▸ Task statement
Which lines in the material below contain the word "Выполнять"? Copy each of them.

┌─ Data rows

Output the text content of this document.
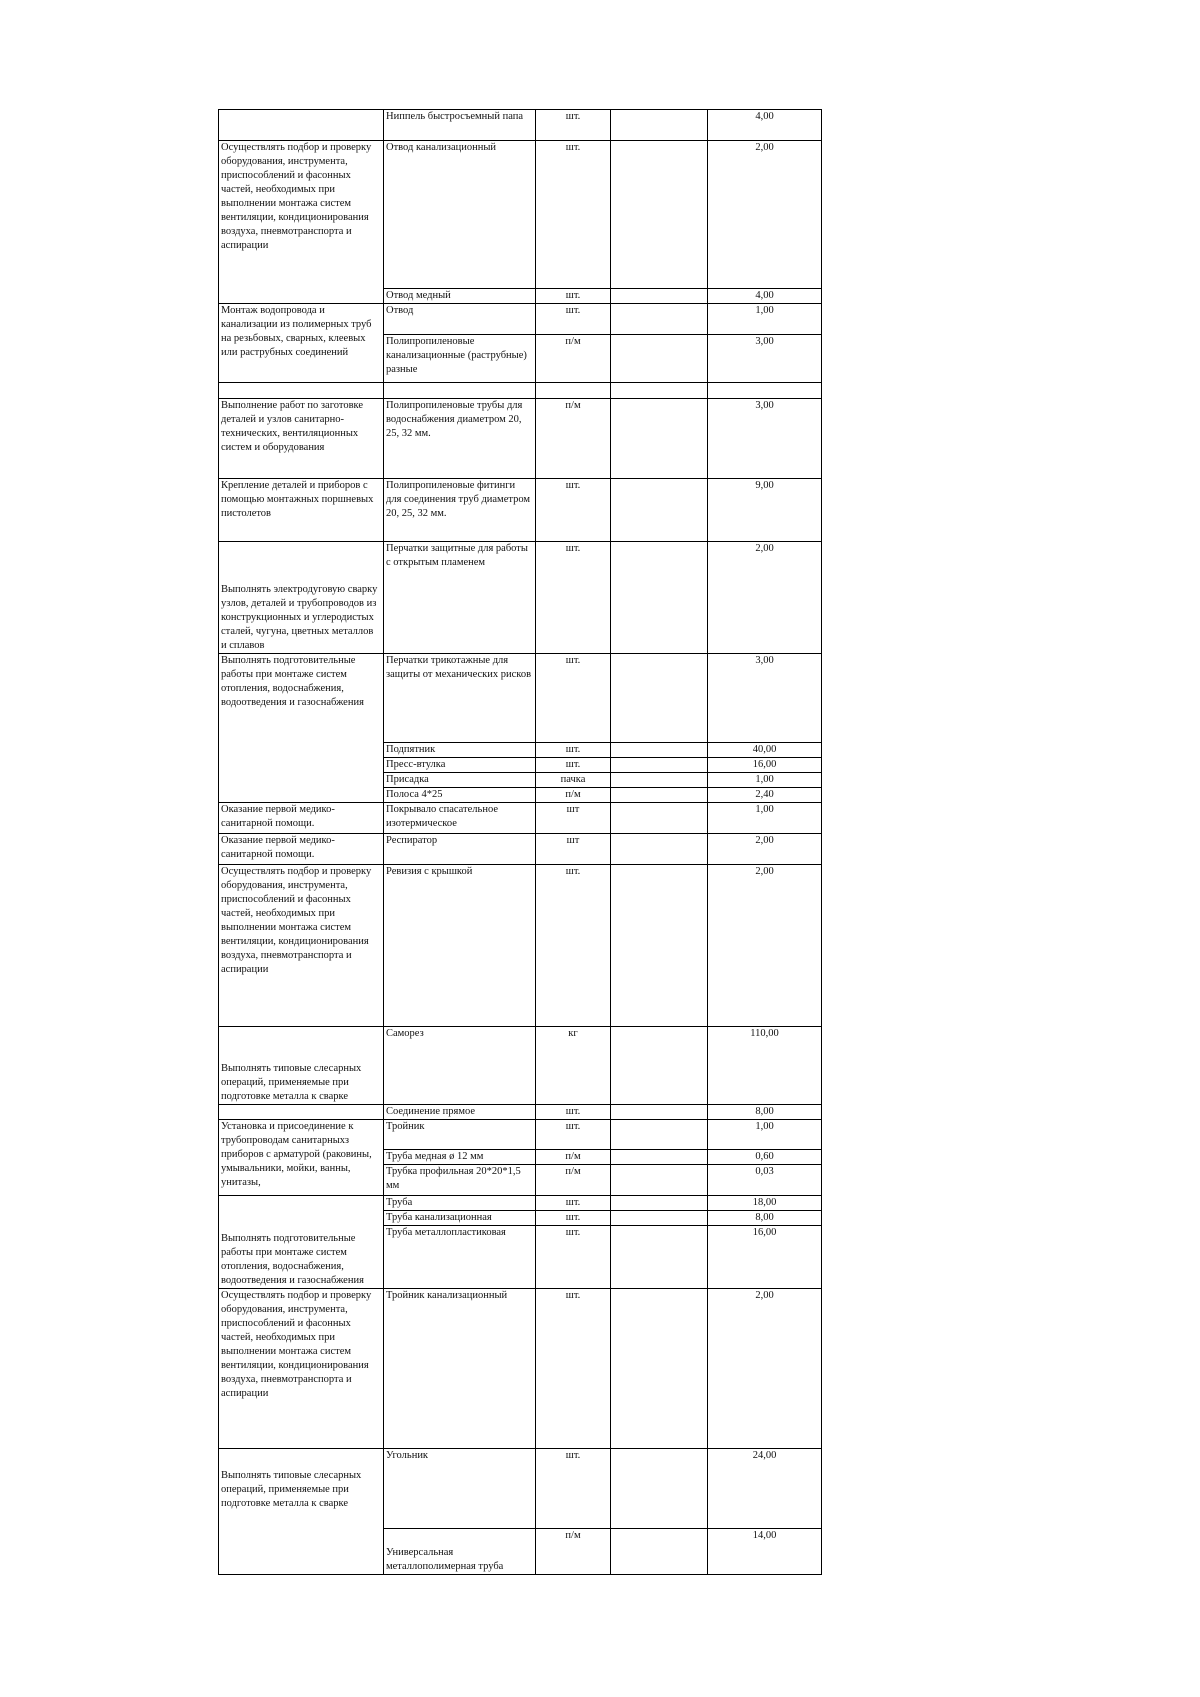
	Ниппель быстросъемный папа	шт.		4,00
Осуществлять подбор и проверку оборудования, инструмента, приспособлений и фасонных частей, необходимых при выполнении монтажа систем вентиляции, кондиционирования воздуха, пневмотранспорта и аспирации	Отвод канализационный	шт.		2,00
	Отвод медный	шт.		4,00
Монтаж водопровода и канализации из полимерных труб на резьбовых, сварных, клеевых или раструбных соединений	Отвод	шт.		1,00
	Полипропиленовые канализационные (раструбные) разные	п/м		3,00

Выполнение работ по заготовке деталей и узлов санитарно-технических, вентиляционных систем и оборудования	Полипропиленовые трубы для водоснабжения диаметром 20, 25, 32 мм.	п/м		3,00
Крепление деталей и приборов с помощью монтажных поршневых пистолетов	Полипропиленовые фитинги для соединения труб диаметром 20, 25, 32 мм.	шт.		9,00
Выполнять электродуговую сварку узлов, деталей и трубопроводов из конструкционных и углеродистых сталей, чугуна, цветных металлов и сплавов	Перчатки защитные для работы с открытым пламенем	шт.		2,00
Выполнять подготовительные работы при монтаже систем отопления, водоснабжения, водоотведения и газоснабжения	Перчатки трикотажные для защиты от механических рисков	шт.		3,00
	Подпятник	шт.		40,00
	Пресс-втулка	шт.		16,00
	Присадка	пачка		1,00
	Полоса 4*25	п/м		2,40
Оказание первой медико-санитарной помощи.	Покрывало спасательное изотермическое	шт		1,00
Оказание первой медико-санитарной помощи.	Респиратор	шт		2,00
Осуществлять подбор и проверку оборудования, инструмента, приспособлений и фасонных частей, необходимых при выполнении монтажа систем вентиляции, кондиционирования воздуха, пневмотранспорта и аспирации	Ревизия с крышкой	шт.		2,00
Выполнять типовые слесарных операций, применяемые при подготовке металла к сварке	Саморез	кг		110,00
	Соединение прямое	шт.		8,00
Установка и присоединение к трубопроводам санитарныхз приборов с арматурой (раковины, умывальники, мойки, ванны, унитазы,	Тройник	шт.		1,00
	Труба медная ø 12 мм	п/м		0,60
	Трубка профильная 20*20*1,5 мм	п/м		0,03
Выполнять подготовительные работы при монтаже систем отопления, водоснабжения, водоотведения и газоснабжения	Труба	шт.		18,00
	Труба канализационная	шт.		8,00
	Труба металлопластиковая	шт.		16,00
Осуществлять подбор и проверку оборудования, инструмента, приспособлений и фасонных частей, необходимых при выполнении монтажа систем вентиляции, кондиционирования воздуха, пневмотранспорта и аспирации	Тройник канализационный	шт.		2,00
Выполнять типовые слесарных операций, применяемые при подготовке металла к сварке	Угольник	шт.		24,00
	Универсальная металлополимерная труба	п/м		14,00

└─

▸ Exercise answer
Выполнять электродуговую сварку узлов, деталей и трубопроводов из конструкционных и углеродистых сталей, чугуна, цветных металлов и сплавов	Перчатки защитные для работы с открытым пламенем	шт.		2,00
Выполнять подготовительные работы при монтаже систем отопления, водоснабжения, водоотведения и газоснабжения	Перчатки трикотажные для защиты от механических рисков	шт.		3,00
Выполнять типовые слесарных операций, применяемые при подготовке металла к сварке	Саморез	кг		110,00
Выполнять подготовительные работы при монтаже систем отопления, водоснабжения, водоотведения и газоснабжения	Труба	шт.		18,00
Выполнять типовые слесарных операций, применяемые при подготовке металла к сварке	Угольник	шт.		24,00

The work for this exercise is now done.